* _AIM_
Output the material word for word. Leave each picture out.

* BEGIN RECORDS FOR THIS TASK *

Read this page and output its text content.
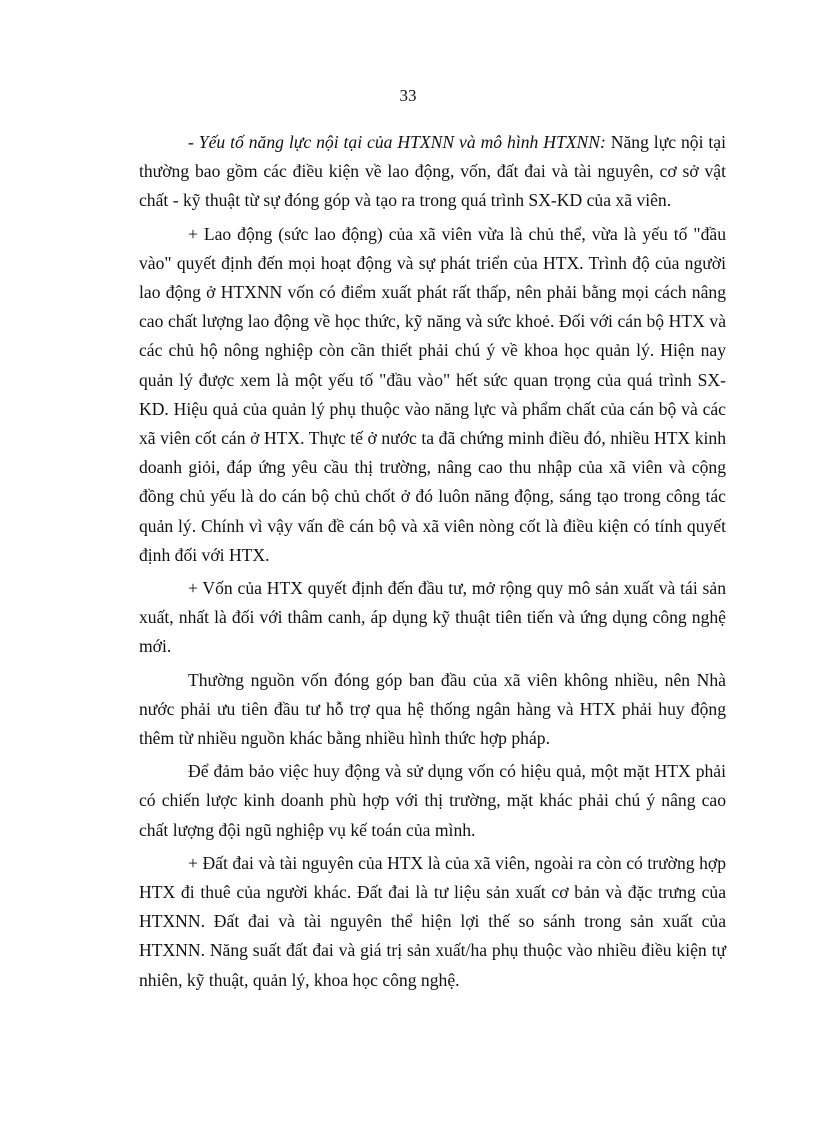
33

- Yếu tố năng lực nội tại của HTXNN và mô hình HTXNN: Năng lực nội tại thường bao gồm các điều kiện về lao động, vốn, đất đai và tài nguyên, cơ sở vật chất - kỹ thuật từ sự đóng góp và tạo ra trong quá trình SX-KD của xã viên.

+ Lao động (sức lao động) của xã viên vừa là chủ thể, vừa là yếu tố "đầu vào" quyết định đến mọi hoạt động và sự phát triển của HTX. Trình độ của người lao động ở HTXNN vốn có điểm xuất phát rất thấp, nên phải bằng mọi cách nâng cao chất lượng lao động về học thức, kỹ năng và sức khoẻ. Đối với cán bộ HTX và các chủ hộ nông nghiệp còn cần thiết phải chú ý về khoa học quản lý. Hiện nay quản lý được xem là một yếu tố "đầu vào" hết sức quan trọng của quá trình SX-KD. Hiệu quả của quản lý phụ thuộc vào năng lực và phẩm chất của cán bộ và các xã viên cốt cán ở HTX. Thực tế ở nước ta đã chứng minh điều đó, nhiều HTX kinh doanh giỏi, đáp ứng yêu cầu thị trường, nâng cao thu nhập của xã viên và cộng đồng chủ yếu là do cán bộ chủ chốt ở đó luôn năng động, sáng tạo trong công tác quản lý. Chính vì vậy vấn đề cán bộ và xã viên nòng cốt là điều kiện có tính quyết định đối với HTX.

+ Vốn của HTX quyết định đến đầu tư, mở rộng quy mô sản xuất và tái sản xuất, nhất là đối với thâm canh, áp dụng kỹ thuật tiên tiến và ứng dụng công nghệ mới.

Thường nguồn vốn đóng góp ban đầu của xã viên không nhiều, nên Nhà nước phải ưu tiên đầu tư hỗ trợ qua hệ thống ngân hàng và HTX phải huy động thêm từ nhiều nguồn khác bằng nhiều hình thức hợp pháp.

Để đảm bảo việc huy động và sử dụng vốn có hiệu quả, một mặt HTX phải có chiến lược kinh doanh phù hợp với thị trường, mặt khác phải chú ý nâng cao chất lượng đội ngũ nghiệp vụ kế toán của mình.

+ Đất đai và tài nguyên của HTX là của xã viên, ngoài ra còn có trường hợp HTX đi thuê của người khác. Đất đai là tư liệu sản xuất cơ bản và đặc trưng của HTXNN. Đất đai và tài nguyên thể hiện lợi thế so sánh trong sản xuất của HTXNN. Năng suất đất đai và giá trị sản xuất/ha phụ thuộc vào nhiều điều kiện tự nhiên, kỹ thuật, quản lý, khoa học công nghệ.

* END RECORDS FOR THIS TASK *

* _EXERCISE ANSWER_
Read this page and output its text content.
33

- Yếu tố năng lực nội tại của HTXNN và mô hình HTXNN: Năng lực nội tại thường bao gồm các điều kiện về lao động, vốn, đất đai và tài nguyên, cơ sở vật chất - kỹ thuật từ sự đóng góp và tạo ra trong quá trình SX-KD của xã viên.

+ Lao động (sức lao động) của xã viên vừa là chủ thể, vừa là yếu tố "đầu vào" quyết định đến mọi hoạt động và sự phát triển của HTX. Trình độ của người lao động ở HTXNN vốn có điểm xuất phát rất thấp, nên phải bằng mọi cách nâng cao chất lượng lao động về học thức, kỹ năng và sức khoẻ. Đối với cán bộ HTX và các chủ hộ nông nghiệp còn cần thiết phải chú ý về khoa học quản lý. Hiện nay quản lý được xem là một yếu tố "đầu vào" hết sức quan trọng của quá trình SX-KD. Hiệu quả của quản lý phụ thuộc vào năng lực và phẩm chất của cán bộ và các xã viên cốt cán ở HTX. Thực tế ở nước ta đã chứng minh điều đó, nhiều HTX kinh doanh giỏi, đáp ứng yêu cầu thị trường, nâng cao thu nhập của xã viên và cộng đồng chủ yếu là do cán bộ chủ chốt ở đó luôn năng động, sáng tạo trong công tác quản lý. Chính vì vậy vấn đề cán bộ và xã viên nòng cốt là điều kiện có tính quyết định đối với HTX.

+ Vốn của HTX quyết định đến đầu tư, mở rộng quy mô sản xuất và tái sản xuất, nhất là đối với thâm canh, áp dụng kỹ thuật tiên tiến và ứng dụng công nghệ mới.

Thường nguồn vốn đóng góp ban đầu của xã viên không nhiều, nên Nhà nước phải ưu tiên đầu tư hỗ trợ qua hệ thống ngân hàng và HTX phải huy động thêm từ nhiều nguồn khác bằng nhiều hình thức hợp pháp.

Để đảm bảo việc huy động và sử dụng vốn có hiệu quả, một mặt HTX phải có chiến lược kinh doanh phù hợp với thị trường, mặt khác phải chú ý nâng cao chất lượng đội ngũ nghiệp vụ kế toán của mình.

+ Đất đai và tài nguyên của HTX là của xã viên, ngoài ra còn có trường hợp HTX đi thuê của người khác. Đất đai là tư liệu sản xuất cơ bản và đặc trưng của HTXNN. Đất đai và tài nguyên thể hiện lợi thế so sánh trong sản xuất của HTXNN. Năng suất đất đai và giá trị sản xuất/ha phụ thuộc vào nhiều điều kiện tự nhiên, kỹ thuật, quản lý, khoa học công nghệ.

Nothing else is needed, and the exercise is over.